- **AIM**:
Copy out every line containing the word "točenjem".

- **RECORDS FOR THE TASK**:
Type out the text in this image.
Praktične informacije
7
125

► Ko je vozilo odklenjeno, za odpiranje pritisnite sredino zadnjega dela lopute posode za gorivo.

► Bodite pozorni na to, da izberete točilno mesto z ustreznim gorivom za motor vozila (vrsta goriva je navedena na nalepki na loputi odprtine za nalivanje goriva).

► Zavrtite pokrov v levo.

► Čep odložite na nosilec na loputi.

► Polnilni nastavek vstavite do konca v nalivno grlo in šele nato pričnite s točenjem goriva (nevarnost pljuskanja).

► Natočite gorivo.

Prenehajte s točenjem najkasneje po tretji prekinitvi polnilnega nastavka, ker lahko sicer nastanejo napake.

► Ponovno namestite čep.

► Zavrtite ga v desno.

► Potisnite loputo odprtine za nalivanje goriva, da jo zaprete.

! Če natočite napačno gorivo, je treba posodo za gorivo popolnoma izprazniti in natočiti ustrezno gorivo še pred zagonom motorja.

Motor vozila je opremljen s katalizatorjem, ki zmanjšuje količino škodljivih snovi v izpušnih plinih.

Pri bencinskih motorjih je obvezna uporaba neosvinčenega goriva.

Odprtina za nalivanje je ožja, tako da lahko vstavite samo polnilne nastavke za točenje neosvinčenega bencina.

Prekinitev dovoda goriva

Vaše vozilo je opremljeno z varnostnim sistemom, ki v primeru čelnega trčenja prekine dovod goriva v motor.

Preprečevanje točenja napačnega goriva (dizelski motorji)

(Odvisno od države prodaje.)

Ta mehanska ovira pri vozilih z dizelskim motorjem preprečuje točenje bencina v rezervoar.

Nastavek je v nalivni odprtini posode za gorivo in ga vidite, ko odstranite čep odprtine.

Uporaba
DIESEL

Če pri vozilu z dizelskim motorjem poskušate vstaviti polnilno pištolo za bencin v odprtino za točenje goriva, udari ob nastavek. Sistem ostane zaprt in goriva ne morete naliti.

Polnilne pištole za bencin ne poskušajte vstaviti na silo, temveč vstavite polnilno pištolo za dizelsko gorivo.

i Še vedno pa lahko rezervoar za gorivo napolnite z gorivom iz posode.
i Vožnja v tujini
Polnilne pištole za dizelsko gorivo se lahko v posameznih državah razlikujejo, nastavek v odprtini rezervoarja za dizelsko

- **TASK OUTPUT**:
► Polnilni nastavek vstavite do konca v nalivno grlo in šele nato pričnite s točenjem goriva (nevarnost pljuskanja).
Prenehajte s točenjem najkasneje po tretji prekinitvi polnilnega nastavka, ker lahko sicer nastanejo napake.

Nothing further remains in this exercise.